— Start of Records for the exercise —

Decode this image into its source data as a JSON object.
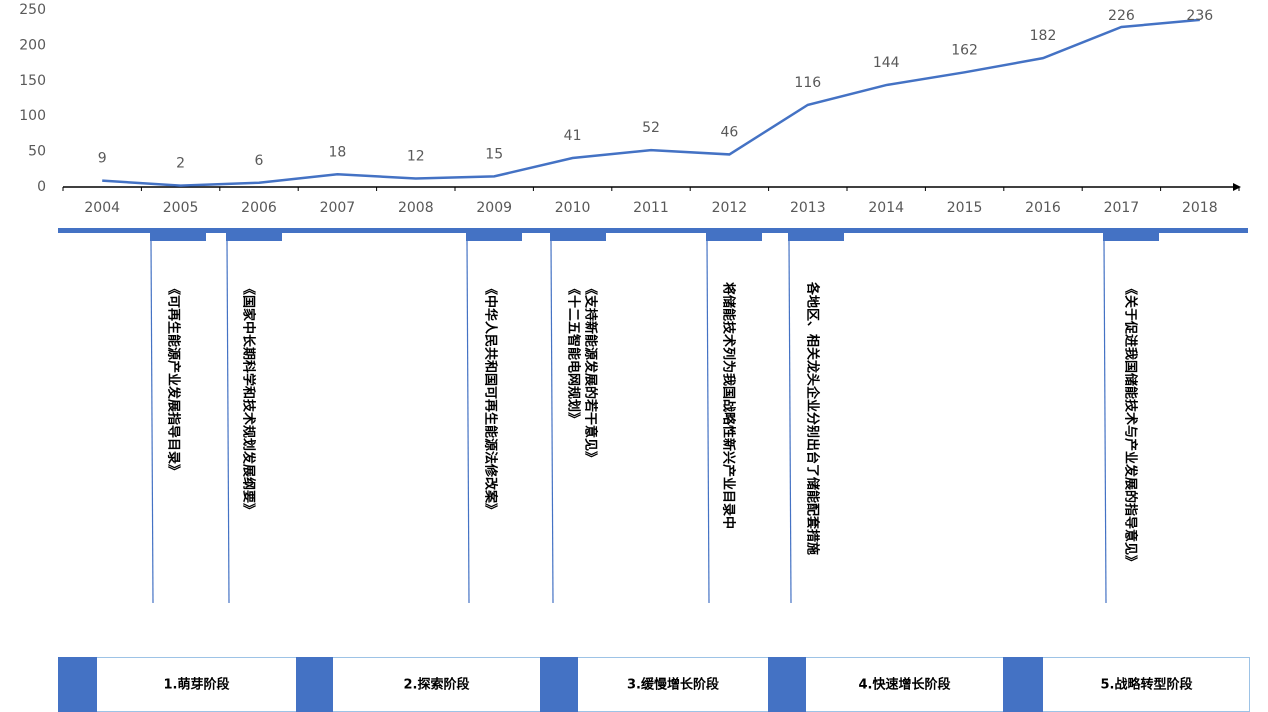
{
  "chart_data": {
    "type": "line",
    "categories": [
      "2004",
      "2005",
      "2006",
      "2007",
      "2008",
      "2009",
      "2010",
      "2011",
      "2012",
      "2013",
      "2014",
      "2015",
      "2016",
      "2017",
      "2018"
    ],
    "values": [
      9,
      2,
      6,
      18,
      12,
      15,
      41,
      52,
      46,
      116,
      144,
      162,
      182,
      226,
      236
    ],
    "color": "#4472c4",
    "ylim": [
      0,
      250
    ],
    "yticks": [
      0,
      50,
      100,
      150,
      200,
      250
    ],
    "grid": false,
    "data_labels": true
  },
  "timeline": {
    "annotations": [
      {
        "lines": [
          "《可再生能源产业发展指导目录》"
        ]
      },
      {
        "lines": [
          "《国家中长期科学和技术规划发展纲要》"
        ]
      },
      {
        "lines": [
          "《中华人民共和国可再生能源法修改案》"
        ]
      },
      {
        "lines": [
          "《十二五智能电网规划》",
          "《支持新能源发展的若干意见》"
        ]
      },
      {
        "lines": [
          "将储能技术列为我国战略性新兴产业目录中"
        ]
      },
      {
        "lines": [
          "各地区、相关龙头企业分别出台了储能配套措施"
        ]
      },
      {
        "lines": [
          "《关于促进我国储能技术与产业发展的指导意见》"
        ]
      }
    ]
  },
  "stages": [
    "1.萌芽阶段",
    "2.探索阶段",
    "3.缓慢增长阶段",
    "4.快速增长阶段",
    "5.战略转型阶段"
  ]
}
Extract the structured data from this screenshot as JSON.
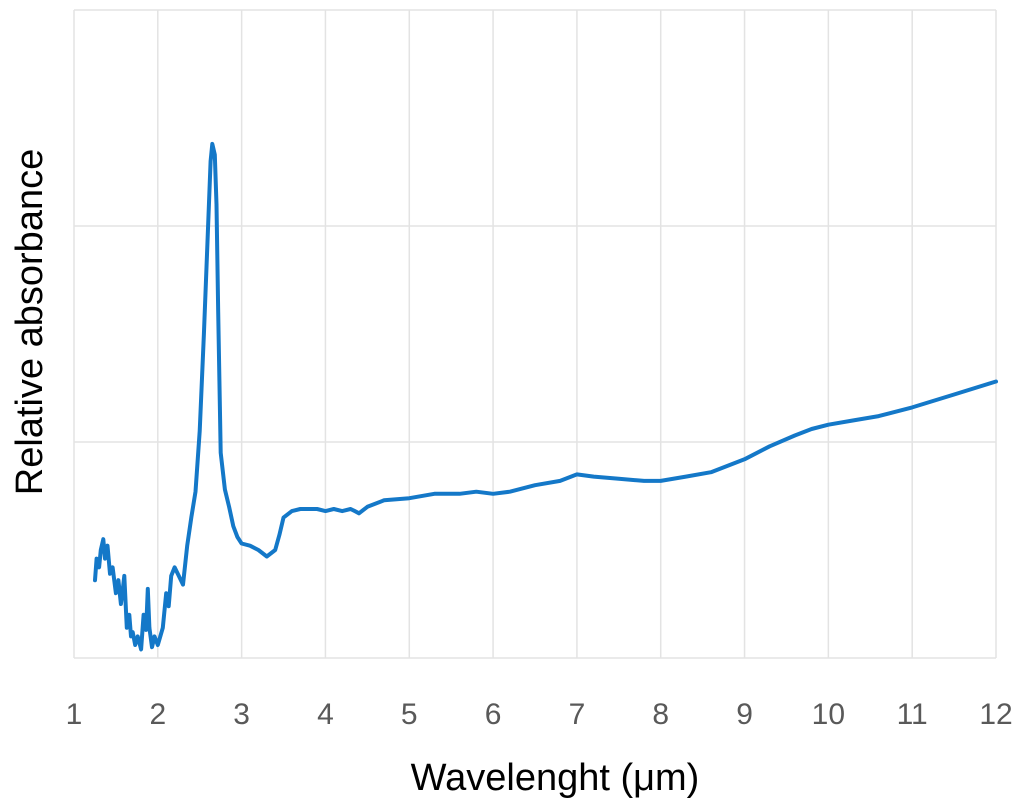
{
  "chart_data": {
    "type": "line",
    "title": "",
    "xlabel": "Wavelenght (μm)",
    "ylabel": "Relative absorbance",
    "xlim": [
      1,
      12
    ],
    "ylim": [
      0,
      3
    ],
    "x_ticks": [
      "1",
      "2",
      "3",
      "4",
      "5",
      "6",
      "7",
      "8",
      "9",
      "10",
      "11",
      "12"
    ],
    "y_ticks_labeled": false,
    "y_gridlines": [
      1,
      2,
      3
    ],
    "x_gridlines": [
      1,
      2,
      3,
      4,
      5,
      6,
      7,
      8,
      9,
      10,
      11,
      12
    ],
    "grid": true,
    "legend": "none",
    "colors": {
      "series": "#1478c8",
      "grid": "#e3e3e3",
      "tick_label": "#595959"
    },
    "series": [
      {
        "color": "#1478c8",
        "x": [
          1.25,
          1.27,
          1.3,
          1.32,
          1.35,
          1.37,
          1.4,
          1.43,
          1.46,
          1.5,
          1.53,
          1.56,
          1.58,
          1.6,
          1.63,
          1.66,
          1.68,
          1.7,
          1.73,
          1.76,
          1.8,
          1.83,
          1.86,
          1.88,
          1.9,
          1.93,
          1.96,
          2.0,
          2.03,
          2.06,
          2.1,
          2.13,
          2.16,
          2.2,
          2.25,
          2.3,
          2.35,
          2.4,
          2.45,
          2.5,
          2.55,
          2.6,
          2.63,
          2.65,
          2.68,
          2.7,
          2.72,
          2.75,
          2.8,
          2.85,
          2.9,
          2.95,
          3.0,
          3.1,
          3.2,
          3.3,
          3.4,
          3.45,
          3.5,
          3.6,
          3.7,
          3.8,
          3.9,
          4.0,
          4.1,
          4.2,
          4.3,
          4.35,
          4.4,
          4.5,
          4.7,
          5.0,
          5.3,
          5.6,
          5.8,
          6.0,
          6.2,
          6.5,
          6.8,
          7.0,
          7.2,
          7.5,
          7.8,
          8.0,
          8.3,
          8.6,
          9.0,
          9.3,
          9.6,
          9.8,
          10.0,
          10.3,
          10.6,
          11.0,
          11.5,
          12.0
        ],
        "y": [
          0.36,
          0.46,
          0.42,
          0.5,
          0.55,
          0.46,
          0.52,
          0.39,
          0.42,
          0.3,
          0.36,
          0.25,
          0.31,
          0.38,
          0.14,
          0.2,
          0.1,
          0.12,
          0.06,
          0.1,
          0.04,
          0.2,
          0.13,
          0.32,
          0.14,
          0.05,
          0.1,
          0.06,
          0.1,
          0.14,
          0.3,
          0.24,
          0.38,
          0.42,
          0.38,
          0.34,
          0.52,
          0.65,
          0.77,
          1.05,
          1.5,
          2.0,
          2.3,
          2.38,
          2.33,
          2.1,
          1.6,
          0.95,
          0.78,
          0.7,
          0.61,
          0.56,
          0.53,
          0.52,
          0.5,
          0.47,
          0.5,
          0.57,
          0.65,
          0.68,
          0.69,
          0.69,
          0.69,
          0.68,
          0.69,
          0.68,
          0.69,
          0.68,
          0.67,
          0.7,
          0.73,
          0.74,
          0.76,
          0.76,
          0.77,
          0.76,
          0.77,
          0.8,
          0.82,
          0.85,
          0.84,
          0.83,
          0.82,
          0.82,
          0.84,
          0.86,
          0.92,
          0.98,
          1.03,
          1.06,
          1.08,
          1.1,
          1.12,
          1.16,
          1.22,
          1.28
        ]
      }
    ]
  }
}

— End of Records for the exercise —

Reproduce the listing above exactly, excluding all pictures.

Decode this image into its source data as a JSON object.
{
  "chart_data": {
    "type": "line",
    "categories": [
      "2004",
      "2005",
      "2006",
      "2007",
      "2008",
      "2009",
      "2010",
      "2011",
      "2012",
      "2013",
      "2014",
      "2015",
      "2016",
      "2017",
      "2018"
    ],
    "values": [
      9,
      2,
      6,
      18,
      12,
      15,
      41,
      52,
      46,
      116,
      144,
      162,
      182,
      226,
      236
    ],
    "color": "#4472c4",
    "ylim": [
      0,
      250
    ],
    "yticks": [
      0,
      50,
      100,
      150,
      200,
      250
    ],
    "grid": false,
    "data_labels": true
  },
  "timeline": {
    "annotations": [
      {
        "lines": [
          "《可再生能源产业发展指导目录》"
        ]
      },
      {
        "lines": [
          "《国家中长期科学和技术规划发展纲要》"
        ]
      },
      {
        "lines": [
          "《中华人民共和国可再生能源法修改案》"
        ]
      },
      {
        "lines": [
          "《十二五智能电网规划》",
          "《支持新能源发展的若干意见》"
        ]
      },
      {
        "lines": [
          "将储能技术列为我国战略性新兴产业目录中"
        ]
      },
      {
        "lines": [
          "各地区、相关龙头企业分别出台了储能配套措施"
        ]
      },
      {
        "lines": [
          "《关于促进我国储能技术与产业发展的指导意见》"
        ]
      }
    ]
  },
  "stages": [
    "1.萌芽阶段",
    "2.探索阶段",
    "3.缓慢增长阶段",
    "4.快速增长阶段",
    "5.战略转型阶段"
  ]
}
Extract the structured data from this screenshot as JSON.
{
  "chart_data": {
    "type": "line",
    "title": "",
    "xlabel": "Wavelenght (μm)",
    "ylabel": "Relative absorbance",
    "xlim": [
      1,
      12
    ],
    "ylim": [
      0,
      3
    ],
    "x_ticks": [
      "1",
      "2",
      "3",
      "4",
      "5",
      "6",
      "7",
      "8",
      "9",
      "10",
      "11",
      "12"
    ],
    "y_ticks_labeled": false,
    "y_gridlines": [
      1,
      2,
      3
    ],
    "x_gridlines": [
      1,
      2,
      3,
      4,
      5,
      6,
      7,
      8,
      9,
      10,
      11,
      12
    ],
    "grid": true,
    "legend": "none",
    "colors": {
      "series": "#1478c8",
      "grid": "#e3e3e3",
      "tick_label": "#595959"
    },
    "series": [
      {
        "color": "#1478c8",
        "x": [
          1.25,
          1.27,
          1.3,
          1.32,
          1.35,
          1.37,
          1.4,
          1.43,
          1.46,
          1.5,
          1.53,
          1.56,
          1.58,
          1.6,
          1.63,
          1.66,
          1.68,
          1.7,
          1.73,
          1.76,
          1.8,
          1.83,
          1.86,
          1.88,
          1.9,
          1.93,
          1.96,
          2.0,
          2.03,
          2.06,
          2.1,
          2.13,
          2.16,
          2.2,
          2.25,
          2.3,
          2.35,
          2.4,
          2.45,
          2.5,
          2.55,
          2.6,
          2.63,
          2.65,
          2.68,
          2.7,
          2.72,
          2.75,
          2.8,
          2.85,
          2.9,
          2.95,
          3.0,
          3.1,
          3.2,
          3.3,
          3.4,
          3.45,
          3.5,
          3.6,
          3.7,
          3.8,
          3.9,
          4.0,
          4.1,
          4.2,
          4.3,
          4.35,
          4.4,
          4.5,
          4.7,
          5.0,
          5.3,
          5.6,
          5.8,
          6.0,
          6.2,
          6.5,
          6.8,
          7.0,
          7.2,
          7.5,
          7.8,
          8.0,
          8.3,
          8.6,
          9.0,
          9.3,
          9.6,
          9.8,
          10.0,
          10.3,
          10.6,
          11.0,
          11.5,
          12.0
        ],
        "y": [
          0.36,
          0.46,
          0.42,
          0.5,
          0.55,
          0.46,
          0.52,
          0.39,
          0.42,
          0.3,
          0.36,
          0.25,
          0.31,
          0.38,
          0.14,
          0.2,
          0.1,
          0.12,
          0.06,
          0.1,
          0.04,
          0.2,
          0.13,
          0.32,
          0.14,
          0.05,
          0.1,
          0.06,
          0.1,
          0.14,
          0.3,
          0.24,
          0.38,
          0.42,
          0.38,
          0.34,
          0.52,
          0.65,
          0.77,
          1.05,
          1.5,
          2.0,
          2.3,
          2.38,
          2.33,
          2.1,
          1.6,
          0.95,
          0.78,
          0.7,
          0.61,
          0.56,
          0.53,
          0.52,
          0.5,
          0.47,
          0.5,
          0.57,
          0.65,
          0.68,
          0.69,
          0.69,
          0.69,
          0.68,
          0.69,
          0.68,
          0.69,
          0.68,
          0.67,
          0.7,
          0.73,
          0.74,
          0.76,
          0.76,
          0.77,
          0.76,
          0.77,
          0.8,
          0.82,
          0.85,
          0.84,
          0.83,
          0.82,
          0.82,
          0.84,
          0.86,
          0.92,
          0.98,
          1.03,
          1.06,
          1.08,
          1.1,
          1.12,
          1.16,
          1.22,
          1.28
        ]
      }
    ]
  }
}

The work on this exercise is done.